> [WHAT IS BEING ASKED]
Below is the data. Give it again, complete and exact.

> [DATA ROWS]
=-=-=

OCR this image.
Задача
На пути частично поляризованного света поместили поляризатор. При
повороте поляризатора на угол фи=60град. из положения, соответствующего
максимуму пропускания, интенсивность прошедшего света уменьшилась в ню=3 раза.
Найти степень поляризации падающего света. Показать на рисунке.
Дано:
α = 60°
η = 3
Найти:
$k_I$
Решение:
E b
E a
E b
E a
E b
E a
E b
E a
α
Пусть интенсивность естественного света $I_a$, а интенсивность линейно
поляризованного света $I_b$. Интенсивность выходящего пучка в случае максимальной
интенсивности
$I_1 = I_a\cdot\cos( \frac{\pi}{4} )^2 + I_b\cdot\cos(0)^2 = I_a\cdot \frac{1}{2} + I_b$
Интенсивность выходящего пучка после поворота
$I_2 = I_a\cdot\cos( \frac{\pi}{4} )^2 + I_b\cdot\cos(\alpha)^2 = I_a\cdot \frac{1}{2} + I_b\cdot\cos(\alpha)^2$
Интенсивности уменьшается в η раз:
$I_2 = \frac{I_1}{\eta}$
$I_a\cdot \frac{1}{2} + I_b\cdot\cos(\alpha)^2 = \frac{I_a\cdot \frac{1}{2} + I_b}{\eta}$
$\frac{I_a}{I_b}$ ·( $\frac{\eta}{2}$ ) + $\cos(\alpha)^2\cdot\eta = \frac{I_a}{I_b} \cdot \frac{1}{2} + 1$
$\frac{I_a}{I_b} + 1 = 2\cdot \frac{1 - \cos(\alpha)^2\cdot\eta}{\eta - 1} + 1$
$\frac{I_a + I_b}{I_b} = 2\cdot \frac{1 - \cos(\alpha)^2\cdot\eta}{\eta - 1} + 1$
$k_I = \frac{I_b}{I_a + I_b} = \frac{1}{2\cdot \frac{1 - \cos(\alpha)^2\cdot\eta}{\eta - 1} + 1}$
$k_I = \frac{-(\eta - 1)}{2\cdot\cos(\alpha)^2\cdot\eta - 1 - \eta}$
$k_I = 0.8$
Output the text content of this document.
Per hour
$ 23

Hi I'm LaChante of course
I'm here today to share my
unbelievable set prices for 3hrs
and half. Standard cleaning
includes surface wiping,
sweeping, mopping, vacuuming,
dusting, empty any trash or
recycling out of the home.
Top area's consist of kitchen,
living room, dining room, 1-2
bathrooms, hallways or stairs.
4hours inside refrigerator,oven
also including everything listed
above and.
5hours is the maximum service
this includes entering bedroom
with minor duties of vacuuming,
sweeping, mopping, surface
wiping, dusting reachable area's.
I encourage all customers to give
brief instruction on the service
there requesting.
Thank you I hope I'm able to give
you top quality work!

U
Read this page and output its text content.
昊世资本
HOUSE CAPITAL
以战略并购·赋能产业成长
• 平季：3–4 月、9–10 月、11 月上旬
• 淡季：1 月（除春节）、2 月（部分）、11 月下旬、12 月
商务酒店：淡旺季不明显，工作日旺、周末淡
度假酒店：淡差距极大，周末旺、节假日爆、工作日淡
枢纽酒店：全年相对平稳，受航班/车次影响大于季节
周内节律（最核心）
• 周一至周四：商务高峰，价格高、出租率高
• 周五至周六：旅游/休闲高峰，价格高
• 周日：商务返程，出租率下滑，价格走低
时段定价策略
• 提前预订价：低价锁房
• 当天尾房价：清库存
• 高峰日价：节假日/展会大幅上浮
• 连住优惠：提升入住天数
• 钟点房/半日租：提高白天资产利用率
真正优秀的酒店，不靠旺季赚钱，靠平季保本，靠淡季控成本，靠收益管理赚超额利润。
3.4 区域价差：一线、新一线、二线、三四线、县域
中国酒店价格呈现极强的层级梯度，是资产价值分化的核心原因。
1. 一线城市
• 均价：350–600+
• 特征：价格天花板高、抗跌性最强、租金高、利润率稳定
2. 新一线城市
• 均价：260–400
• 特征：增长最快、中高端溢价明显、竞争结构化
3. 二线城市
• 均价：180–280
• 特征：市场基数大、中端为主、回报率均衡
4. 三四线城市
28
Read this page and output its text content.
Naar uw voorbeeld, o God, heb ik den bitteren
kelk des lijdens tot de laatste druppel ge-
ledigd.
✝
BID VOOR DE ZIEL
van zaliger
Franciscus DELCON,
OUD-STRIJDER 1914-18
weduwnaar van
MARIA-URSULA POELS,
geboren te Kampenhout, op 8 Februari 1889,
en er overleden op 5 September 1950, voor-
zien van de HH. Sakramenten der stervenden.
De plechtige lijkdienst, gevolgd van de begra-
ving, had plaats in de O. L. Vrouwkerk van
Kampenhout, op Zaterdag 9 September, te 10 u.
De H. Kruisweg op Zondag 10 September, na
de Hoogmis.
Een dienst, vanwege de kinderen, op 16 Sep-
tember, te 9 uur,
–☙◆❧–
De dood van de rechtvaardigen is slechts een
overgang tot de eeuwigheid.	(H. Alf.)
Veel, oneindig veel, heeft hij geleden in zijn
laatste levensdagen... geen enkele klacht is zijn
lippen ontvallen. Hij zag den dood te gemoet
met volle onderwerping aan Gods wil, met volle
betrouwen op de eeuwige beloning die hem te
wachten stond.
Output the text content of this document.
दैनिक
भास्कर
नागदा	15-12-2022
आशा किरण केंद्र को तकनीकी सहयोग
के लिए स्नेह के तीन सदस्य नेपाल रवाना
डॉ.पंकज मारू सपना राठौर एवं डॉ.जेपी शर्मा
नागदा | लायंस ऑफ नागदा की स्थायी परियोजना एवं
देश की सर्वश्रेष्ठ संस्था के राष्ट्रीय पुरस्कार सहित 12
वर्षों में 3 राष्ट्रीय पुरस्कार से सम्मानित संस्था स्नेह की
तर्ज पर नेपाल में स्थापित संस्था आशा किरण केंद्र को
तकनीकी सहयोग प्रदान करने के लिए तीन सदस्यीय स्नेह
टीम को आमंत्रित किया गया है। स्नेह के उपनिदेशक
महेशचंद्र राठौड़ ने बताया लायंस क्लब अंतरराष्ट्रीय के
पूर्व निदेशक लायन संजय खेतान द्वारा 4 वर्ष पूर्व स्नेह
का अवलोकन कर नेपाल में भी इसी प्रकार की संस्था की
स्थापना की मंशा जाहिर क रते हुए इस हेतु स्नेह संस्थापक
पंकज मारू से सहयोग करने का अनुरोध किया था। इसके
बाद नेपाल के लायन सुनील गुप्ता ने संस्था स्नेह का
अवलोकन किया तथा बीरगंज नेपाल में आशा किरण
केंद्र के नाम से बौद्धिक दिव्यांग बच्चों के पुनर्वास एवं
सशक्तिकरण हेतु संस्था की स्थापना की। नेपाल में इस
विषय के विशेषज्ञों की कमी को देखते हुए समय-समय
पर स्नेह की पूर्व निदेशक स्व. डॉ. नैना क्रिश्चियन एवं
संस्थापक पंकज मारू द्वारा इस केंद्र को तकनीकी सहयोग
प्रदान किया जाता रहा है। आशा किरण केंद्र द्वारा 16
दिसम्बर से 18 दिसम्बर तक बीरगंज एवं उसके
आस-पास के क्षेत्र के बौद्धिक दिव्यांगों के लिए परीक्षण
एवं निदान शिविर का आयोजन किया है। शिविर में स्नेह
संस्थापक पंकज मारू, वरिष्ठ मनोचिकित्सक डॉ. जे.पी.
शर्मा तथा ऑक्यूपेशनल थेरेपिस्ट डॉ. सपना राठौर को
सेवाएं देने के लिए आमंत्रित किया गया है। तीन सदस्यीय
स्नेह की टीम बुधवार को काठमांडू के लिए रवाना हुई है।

=-=-=

> [THE ANSWER]
OCR this image.
Задача
На пути частично поляризованного света поместили поляризатор. При
повороте поляризатора на угол фи=60град. из положения, соответствующего
максимуму пропускания, интенсивность прошедшего света уменьшилась в ню=3 раза.
Найти степень поляризации падающего света. Показать на рисунке.
Дано:
α = 60°
η = 3
Найти:
$k_I$
Решение:
E b
E a
E b
E a
E b
E a
E b
E a
α
Пусть интенсивность естественного света $I_a$, а интенсивность линейно
поляризованного света $I_b$. Интенсивность выходящего пучка в случае максимальной
интенсивности
$I_1 = I_a\cdot\cos( \frac{\pi}{4} )^2 + I_b\cdot\cos(0)^2 = I_a\cdot \frac{1}{2} + I_b$
Интенсивность выходящего пучка после поворота
$I_2 = I_a\cdot\cos( \frac{\pi}{4} )^2 + I_b\cdot\cos(\alpha)^2 = I_a\cdot \frac{1}{2} + I_b\cdot\cos(\alpha)^2$
Интенсивности уменьшается в η раз:
$I_2 = \frac{I_1}{\eta}$
$I_a\cdot \frac{1}{2} + I_b\cdot\cos(\alpha)^2 = \frac{I_a\cdot \frac{1}{2} + I_b}{\eta}$
$\frac{I_a}{I_b}$ ·( $\frac{\eta}{2}$ ) + $\cos(\alpha)^2\cdot\eta = \frac{I_a}{I_b} \cdot \frac{1}{2} + 1$
$\frac{I_a}{I_b} + 1 = 2\cdot \frac{1 - \cos(\alpha)^2\cdot\eta}{\eta - 1} + 1$
$\frac{I_a + I_b}{I_b} = 2\cdot \frac{1 - \cos(\alpha)^2\cdot\eta}{\eta - 1} + 1$
$k_I = \frac{I_b}{I_a + I_b} = \frac{1}{2\cdot \frac{1 - \cos(\alpha)^2\cdot\eta}{\eta - 1} + 1}$
$k_I = \frac{-(\eta - 1)}{2\cdot\cos(\alpha)^2\cdot\eta - 1 - \eta}$
$k_I = 0.8$
Output the text content of this document.
Per hour
$ 23

Hi I'm LaChante of course
I'm here today to share my
unbelievable set prices for 3hrs
and half. Standard cleaning
includes surface wiping,
sweeping, mopping, vacuuming,
dusting, empty any trash or
recycling out of the home.
Top area's consist of kitchen,
living room, dining room, 1-2
bathrooms, hallways or stairs.
4hours inside refrigerator,oven
also including everything listed
above and.
5hours is the maximum service
this includes entering bedroom
with minor duties of vacuuming,
sweeping, mopping, surface
wiping, dusting reachable area's.
I encourage all customers to give
brief instruction on the service
there requesting.
Thank you I hope I'm able to give
you top quality work!

U
Read this page and output its text content.
昊世资本
HOUSE CAPITAL
以战略并购·赋能产业成长
• 平季：3–4 月、9–10 月、11 月上旬
• 淡季：1 月（除春节）、2 月（部分）、11 月下旬、12 月
商务酒店：淡旺季不明显，工作日旺、周末淡
度假酒店：淡差距极大，周末旺、节假日爆、工作日淡
枢纽酒店：全年相对平稳，受航班/车次影响大于季节
周内节律（最核心）
• 周一至周四：商务高峰，价格高、出租率高
• 周五至周六：旅游/休闲高峰，价格高
• 周日：商务返程，出租率下滑，价格走低
时段定价策略
• 提前预订价：低价锁房
• 当天尾房价：清库存
• 高峰日价：节假日/展会大幅上浮
• 连住优惠：提升入住天数
• 钟点房/半日租：提高白天资产利用率
真正优秀的酒店，不靠旺季赚钱，靠平季保本，靠淡季控成本，靠收益管理赚超额利润。
3.4 区域价差：一线、新一线、二线、三四线、县域
中国酒店价格呈现极强的层级梯度，是资产价值分化的核心原因。
1. 一线城市
• 均价：350–600+
• 特征：价格天花板高、抗跌性最强、租金高、利润率稳定
2. 新一线城市
• 均价：260–400
• 特征：增长最快、中高端溢价明显、竞争结构化
3. 二线城市
• 均价：180–280
• 特征：市场基数大、中端为主、回报率均衡
4. 三四线城市
28
Read this page and output its text content.
Naar uw voorbeeld, o God, heb ik den bitteren
kelk des lijdens tot de laatste druppel ge-
ledigd.
✝
BID VOOR DE ZIEL
van zaliger
Franciscus DELCON,
OUD-STRIJDER 1914-18
weduwnaar van
MARIA-URSULA POELS,
geboren te Kampenhout, op 8 Februari 1889,
en er overleden op 5 September 1950, voor-
zien van de HH. Sakramenten der stervenden.
De plechtige lijkdienst, gevolgd van de begra-
ving, had plaats in de O. L. Vrouwkerk van
Kampenhout, op Zaterdag 9 September, te 10 u.
De H. Kruisweg op Zondag 10 September, na
de Hoogmis.
Een dienst, vanwege de kinderen, op 16 Sep-
tember, te 9 uur,
–☙◆❧–
De dood van de rechtvaardigen is slechts een
overgang tot de eeuwigheid.	(H. Alf.)
Veel, oneindig veel, heeft hij geleden in zijn
laatste levensdagen... geen enkele klacht is zijn
lippen ontvallen. Hij zag den dood te gemoet
met volle onderwerping aan Gods wil, met volle
betrouwen op de eeuwige beloning die hem te
wachten stond.
Output the text content of this document.
दैनिक
भास्कर
नागदा	15-12-2022
आशा किरण केंद्र को तकनीकी सहयोग
के लिए स्नेह के तीन सदस्य नेपाल रवाना
डॉ.पंकज मारू सपना राठौर एवं डॉ.जेपी शर्मा
नागदा | लायंस ऑफ नागदा की स्थायी परियोजना एवं
देश की सर्वश्रेष्ठ संस्था के राष्ट्रीय पुरस्कार सहित 12
वर्षों में 3 राष्ट्रीय पुरस्कार से सम्मानित संस्था स्नेह की
तर्ज पर नेपाल में स्थापित संस्था आशा किरण केंद्र को
तकनीकी सहयोग प्रदान करने के लिए तीन सदस्यीय स्नेह
टीम को आमंत्रित किया गया है। स्नेह के उपनिदेशक
महेशचंद्र राठौड़ ने बताया लायंस क्लब अंतरराष्ट्रीय के
पूर्व निदेशक लायन संजय खेतान द्वारा 4 वर्ष पूर्व स्नेह
का अवलोकन कर नेपाल में भी इसी प्रकार की संस्था की
स्थापना की मंशा जाहिर क रते हुए इस हेतु स्नेह संस्थापक
पंकज मारू से सहयोग करने का अनुरोध किया था। इसके
बाद नेपाल के लायन सुनील गुप्ता ने संस्था स्नेह का
अवलोकन किया तथा बीरगंज नेपाल में आशा किरण
केंद्र के नाम से बौद्धिक दिव्यांग बच्चों के पुनर्वास एवं
सशक्तिकरण हेतु संस्था की स्थापना की। नेपाल में इस
विषय के विशेषज्ञों की कमी को देखते हुए समय-समय
पर स्नेह की पूर्व निदेशक स्व. डॉ. नैना क्रिश्चियन एवं
संस्थापक पंकज मारू द्वारा इस केंद्र को तकनीकी सहयोग
प्रदान किया जाता रहा है। आशा किरण केंद्र द्वारा 16
दिसम्बर से 18 दिसम्बर तक बीरगंज एवं उसके
आस-पास के क्षेत्र के बौद्धिक दिव्यांगों के लिए परीक्षण
एवं निदान शिविर का आयोजन किया है। शिविर में स्नेह
संस्थापक पंकज मारू, वरिष्ठ मनोचिकित्सक डॉ. जे.पी.
शर्मा तथा ऑक्यूपेशनल थेरेपिस्ट डॉ. सपना राठौर को
सेवाएं देने के लिए आमंत्रित किया गया है। तीन सदस्यीय
स्नेह की टीम बुधवार को काठमांडू के लिए रवाना हुई है।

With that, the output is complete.